§ **Brief**: Print all of the data exactly as written.

=-=-=-=-=

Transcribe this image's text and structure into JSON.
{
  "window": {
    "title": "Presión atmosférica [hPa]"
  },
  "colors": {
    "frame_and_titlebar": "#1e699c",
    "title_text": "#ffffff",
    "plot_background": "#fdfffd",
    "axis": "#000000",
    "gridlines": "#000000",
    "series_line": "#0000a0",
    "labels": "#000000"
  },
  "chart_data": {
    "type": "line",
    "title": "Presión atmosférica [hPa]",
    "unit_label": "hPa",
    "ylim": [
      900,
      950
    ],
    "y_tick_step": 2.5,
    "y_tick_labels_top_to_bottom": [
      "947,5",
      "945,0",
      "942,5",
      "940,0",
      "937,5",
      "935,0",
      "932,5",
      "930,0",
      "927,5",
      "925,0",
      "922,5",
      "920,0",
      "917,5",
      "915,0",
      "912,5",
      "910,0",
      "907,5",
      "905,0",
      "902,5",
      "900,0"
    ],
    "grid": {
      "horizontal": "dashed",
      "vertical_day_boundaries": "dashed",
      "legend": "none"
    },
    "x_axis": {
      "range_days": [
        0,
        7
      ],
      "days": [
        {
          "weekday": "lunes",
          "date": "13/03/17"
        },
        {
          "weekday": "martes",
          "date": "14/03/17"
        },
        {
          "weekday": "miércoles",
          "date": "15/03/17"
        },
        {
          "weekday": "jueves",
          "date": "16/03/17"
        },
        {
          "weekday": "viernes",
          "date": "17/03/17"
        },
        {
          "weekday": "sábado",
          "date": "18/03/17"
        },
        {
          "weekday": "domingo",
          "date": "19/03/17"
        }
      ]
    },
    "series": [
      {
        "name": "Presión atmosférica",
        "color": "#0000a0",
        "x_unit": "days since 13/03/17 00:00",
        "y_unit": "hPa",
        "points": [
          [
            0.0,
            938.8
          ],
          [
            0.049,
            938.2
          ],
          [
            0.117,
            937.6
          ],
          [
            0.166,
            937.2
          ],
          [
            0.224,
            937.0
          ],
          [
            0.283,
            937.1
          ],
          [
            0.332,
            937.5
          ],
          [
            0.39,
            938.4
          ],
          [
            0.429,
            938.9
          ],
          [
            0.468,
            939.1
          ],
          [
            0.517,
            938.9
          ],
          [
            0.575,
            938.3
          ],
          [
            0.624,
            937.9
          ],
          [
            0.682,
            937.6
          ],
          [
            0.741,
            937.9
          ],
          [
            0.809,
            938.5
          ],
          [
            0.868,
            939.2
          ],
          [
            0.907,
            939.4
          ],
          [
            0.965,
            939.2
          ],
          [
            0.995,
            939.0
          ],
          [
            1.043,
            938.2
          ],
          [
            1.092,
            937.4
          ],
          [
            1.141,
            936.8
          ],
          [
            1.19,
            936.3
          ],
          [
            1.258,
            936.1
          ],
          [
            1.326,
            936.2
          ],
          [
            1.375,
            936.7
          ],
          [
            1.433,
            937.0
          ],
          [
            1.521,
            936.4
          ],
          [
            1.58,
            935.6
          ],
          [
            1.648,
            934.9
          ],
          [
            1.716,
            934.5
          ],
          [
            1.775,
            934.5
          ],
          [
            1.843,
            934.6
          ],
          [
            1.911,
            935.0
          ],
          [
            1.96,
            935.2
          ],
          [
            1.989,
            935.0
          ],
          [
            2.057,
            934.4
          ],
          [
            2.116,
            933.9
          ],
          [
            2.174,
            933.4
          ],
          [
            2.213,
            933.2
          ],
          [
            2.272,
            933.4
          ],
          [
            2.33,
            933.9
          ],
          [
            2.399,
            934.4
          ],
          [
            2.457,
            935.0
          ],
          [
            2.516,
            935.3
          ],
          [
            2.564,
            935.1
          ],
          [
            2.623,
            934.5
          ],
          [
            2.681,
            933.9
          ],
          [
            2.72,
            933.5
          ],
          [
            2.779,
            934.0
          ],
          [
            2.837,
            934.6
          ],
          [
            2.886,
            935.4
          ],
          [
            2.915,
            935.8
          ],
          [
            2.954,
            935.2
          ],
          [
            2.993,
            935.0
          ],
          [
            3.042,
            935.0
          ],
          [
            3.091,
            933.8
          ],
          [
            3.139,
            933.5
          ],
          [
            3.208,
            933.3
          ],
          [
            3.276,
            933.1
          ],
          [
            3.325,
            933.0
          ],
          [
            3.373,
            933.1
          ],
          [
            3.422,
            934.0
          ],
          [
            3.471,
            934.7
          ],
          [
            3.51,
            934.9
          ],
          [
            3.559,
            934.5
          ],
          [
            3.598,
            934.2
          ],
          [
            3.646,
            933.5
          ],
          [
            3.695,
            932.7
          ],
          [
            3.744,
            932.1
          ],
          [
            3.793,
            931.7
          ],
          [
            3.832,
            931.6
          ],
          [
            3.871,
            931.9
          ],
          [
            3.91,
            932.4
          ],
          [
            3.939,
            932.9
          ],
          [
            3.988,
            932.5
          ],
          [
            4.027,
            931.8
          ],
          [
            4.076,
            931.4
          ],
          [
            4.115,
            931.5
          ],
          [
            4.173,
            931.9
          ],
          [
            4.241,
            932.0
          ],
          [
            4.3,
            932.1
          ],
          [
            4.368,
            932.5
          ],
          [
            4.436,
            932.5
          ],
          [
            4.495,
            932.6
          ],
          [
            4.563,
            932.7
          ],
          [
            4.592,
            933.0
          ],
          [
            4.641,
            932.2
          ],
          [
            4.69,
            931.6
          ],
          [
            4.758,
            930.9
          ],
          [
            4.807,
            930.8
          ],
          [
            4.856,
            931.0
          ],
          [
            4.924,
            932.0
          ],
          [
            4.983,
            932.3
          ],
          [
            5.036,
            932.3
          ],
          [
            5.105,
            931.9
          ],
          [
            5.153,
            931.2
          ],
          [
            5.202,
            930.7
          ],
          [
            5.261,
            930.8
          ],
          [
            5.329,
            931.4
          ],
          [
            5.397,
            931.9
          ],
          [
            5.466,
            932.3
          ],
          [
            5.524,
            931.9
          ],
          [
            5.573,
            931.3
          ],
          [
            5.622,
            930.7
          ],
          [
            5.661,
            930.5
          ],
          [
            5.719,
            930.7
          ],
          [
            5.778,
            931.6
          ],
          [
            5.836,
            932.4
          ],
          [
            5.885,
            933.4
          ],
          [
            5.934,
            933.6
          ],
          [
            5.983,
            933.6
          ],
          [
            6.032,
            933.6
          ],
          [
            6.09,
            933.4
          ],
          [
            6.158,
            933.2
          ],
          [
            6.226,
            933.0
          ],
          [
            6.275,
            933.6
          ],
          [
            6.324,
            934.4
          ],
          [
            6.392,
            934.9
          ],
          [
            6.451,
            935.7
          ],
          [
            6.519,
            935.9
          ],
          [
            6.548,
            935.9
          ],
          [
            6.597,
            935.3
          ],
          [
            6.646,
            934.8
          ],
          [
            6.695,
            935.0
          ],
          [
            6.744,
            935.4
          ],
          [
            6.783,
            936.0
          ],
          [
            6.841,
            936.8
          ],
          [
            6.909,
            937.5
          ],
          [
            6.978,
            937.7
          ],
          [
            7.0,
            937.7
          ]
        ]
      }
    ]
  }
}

=-=-=-=-=

§ **Solution for this task**:
Transcribe this image's text and structure into JSON.
{
  "window": {
    "title": "Presión atmosférica [hPa]"
  },
  "colors": {
    "frame_and_titlebar": "#1e699c",
    "title_text": "#ffffff",
    "plot_background": "#fdfffd",
    "axis": "#000000",
    "gridlines": "#000000",
    "series_line": "#0000a0",
    "labels": "#000000"
  },
  "chart_data": {
    "type": "line",
    "title": "Presión atmosférica [hPa]",
    "unit_label": "hPa",
    "ylim": [
      900,
      950
    ],
    "y_tick_step": 2.5,
    "y_tick_labels_top_to_bottom": [
      "947,5",
      "945,0",
      "942,5",
      "940,0",
      "937,5",
      "935,0",
      "932,5",
      "930,0",
      "927,5",
      "925,0",
      "922,5",
      "920,0",
      "917,5",
      "915,0",
      "912,5",
      "910,0",
      "907,5",
      "905,0",
      "902,5",
      "900,0"
    ],
    "grid": {
      "horizontal": "dashed",
      "vertical_day_boundaries": "dashed",
      "legend": "none"
    },
    "x_axis": {
      "range_days": [
        0,
        7
      ],
      "days": [
        {
          "weekday": "lunes",
          "date": "13/03/17"
        },
        {
          "weekday": "martes",
          "date": "14/03/17"
        },
        {
          "weekday": "miércoles",
          "date": "15/03/17"
        },
        {
          "weekday": "jueves",
          "date": "16/03/17"
        },
        {
          "weekday": "viernes",
          "date": "17/03/17"
        },
        {
          "weekday": "sábado",
          "date": "18/03/17"
        },
        {
          "weekday": "domingo",
          "date": "19/03/17"
        }
      ]
    },
    "series": [
      {
        "name": "Presión atmosférica",
        "color": "#0000a0",
        "x_unit": "days since 13/03/17 00:00",
        "y_unit": "hPa",
        "points": [
          [
            0.0,
            938.8
          ],
          [
            0.049,
            938.2
          ],
          [
            0.117,
            937.6
          ],
          [
            0.166,
            937.2
          ],
          [
            0.224,
            937.0
          ],
          [
            0.283,
            937.1
          ],
          [
            0.332,
            937.5
          ],
          [
            0.39,
            938.4
          ],
          [
            0.429,
            938.9
          ],
          [
            0.468,
            939.1
          ],
          [
            0.517,
            938.9
          ],
          [
            0.575,
            938.3
          ],
          [
            0.624,
            937.9
          ],
          [
            0.682,
            937.6
          ],
          [
            0.741,
            937.9
          ],
          [
            0.809,
            938.5
          ],
          [
            0.868,
            939.2
          ],
          [
            0.907,
            939.4
          ],
          [
            0.965,
            939.2
          ],
          [
            0.995,
            939.0
          ],
          [
            1.043,
            938.2
          ],
          [
            1.092,
            937.4
          ],
          [
            1.141,
            936.8
          ],
          [
            1.19,
            936.3
          ],
          [
            1.258,
            936.1
          ],
          [
            1.326,
            936.2
          ],
          [
            1.375,
            936.7
          ],
          [
            1.433,
            937.0
          ],
          [
            1.521,
            936.4
          ],
          [
            1.58,
            935.6
          ],
          [
            1.648,
            934.9
          ],
          [
            1.716,
            934.5
          ],
          [
            1.775,
            934.5
          ],
          [
            1.843,
            934.6
          ],
          [
            1.911,
            935.0
          ],
          [
            1.96,
            935.2
          ],
          [
            1.989,
            935.0
          ],
          [
            2.057,
            934.4
          ],
          [
            2.116,
            933.9
          ],
          [
            2.174,
            933.4
          ],
          [
            2.213,
            933.2
          ],
          [
            2.272,
            933.4
          ],
          [
            2.33,
            933.9
          ],
          [
            2.399,
            934.4
          ],
          [
            2.457,
            935.0
          ],
          [
            2.516,
            935.3
          ],
          [
            2.564,
            935.1
          ],
          [
            2.623,
            934.5
          ],
          [
            2.681,
            933.9
          ],
          [
            2.72,
            933.5
          ],
          [
            2.779,
            934.0
          ],
          [
            2.837,
            934.6
          ],
          [
            2.886,
            935.4
          ],
          [
            2.915,
            935.8
          ],
          [
            2.954,
            935.2
          ],
          [
            2.993,
            935.0
          ],
          [
            3.042,
            935.0
          ],
          [
            3.091,
            933.8
          ],
          [
            3.139,
            933.5
          ],
          [
            3.208,
            933.3
          ],
          [
            3.276,
            933.1
          ],
          [
            3.325,
            933.0
          ],
          [
            3.373,
            933.1
          ],
          [
            3.422,
            934.0
          ],
          [
            3.471,
            934.7
          ],
          [
            3.51,
            934.9
          ],
          [
            3.559,
            934.5
          ],
          [
            3.598,
            934.2
          ],
          [
            3.646,
            933.5
          ],
          [
            3.695,
            932.7
          ],
          [
            3.744,
            932.1
          ],
          [
            3.793,
            931.7
          ],
          [
            3.832,
            931.6
          ],
          [
            3.871,
            931.9
          ],
          [
            3.91,
            932.4
          ],
          [
            3.939,
            932.9
          ],
          [
            3.988,
            932.5
          ],
          [
            4.027,
            931.8
          ],
          [
            4.076,
            931.4
          ],
          [
            4.115,
            931.5
          ],
          [
            4.173,
            931.9
          ],
          [
            4.241,
            932.0
          ],
          [
            4.3,
            932.1
          ],
          [
            4.368,
            932.5
          ],
          [
            4.436,
            932.5
          ],
          [
            4.495,
            932.6
          ],
          [
            4.563,
            932.7
          ],
          [
            4.592,
            933.0
          ],
          [
            4.641,
            932.2
          ],
          [
            4.69,
            931.6
          ],
          [
            4.758,
            930.9
          ],
          [
            4.807,
            930.8
          ],
          [
            4.856,
            931.0
          ],
          [
            4.924,
            932.0
          ],
          [
            4.983,
            932.3
          ],
          [
            5.036,
            932.3
          ],
          [
            5.105,
            931.9
          ],
          [
            5.153,
            931.2
          ],
          [
            5.202,
            930.7
          ],
          [
            5.261,
            930.8
          ],
          [
            5.329,
            931.4
          ],
          [
            5.397,
            931.9
          ],
          [
            5.466,
            932.3
          ],
          [
            5.524,
            931.9
          ],
          [
            5.573,
            931.3
          ],
          [
            5.622,
            930.7
          ],
          [
            5.661,
            930.5
          ],
          [
            5.719,
            930.7
          ],
          [
            5.778,
            931.6
          ],
          [
            5.836,
            932.4
          ],
          [
            5.885,
            933.4
          ],
          [
            5.934,
            933.6
          ],
          [
            5.983,
            933.6
          ],
          [
            6.032,
            933.6
          ],
          [
            6.09,
            933.4
          ],
          [
            6.158,
            933.2
          ],
          [
            6.226,
            933.0
          ],
          [
            6.275,
            933.6
          ],
          [
            6.324,
            934.4
          ],
          [
            6.392,
            934.9
          ],
          [
            6.451,
            935.7
          ],
          [
            6.519,
            935.9
          ],
          [
            6.548,
            935.9
          ],
          [
            6.597,
            935.3
          ],
          [
            6.646,
            934.8
          ],
          [
            6.695,
            935.0
          ],
          [
            6.744,
            935.4
          ],
          [
            6.783,
            936.0
          ],
          [
            6.841,
            936.8
          ],
          [
            6.909,
            937.5
          ],
          [
            6.978,
            937.7
          ],
          [
            7.0,
            937.7
          ]
        ]
      }
    ]
  }
}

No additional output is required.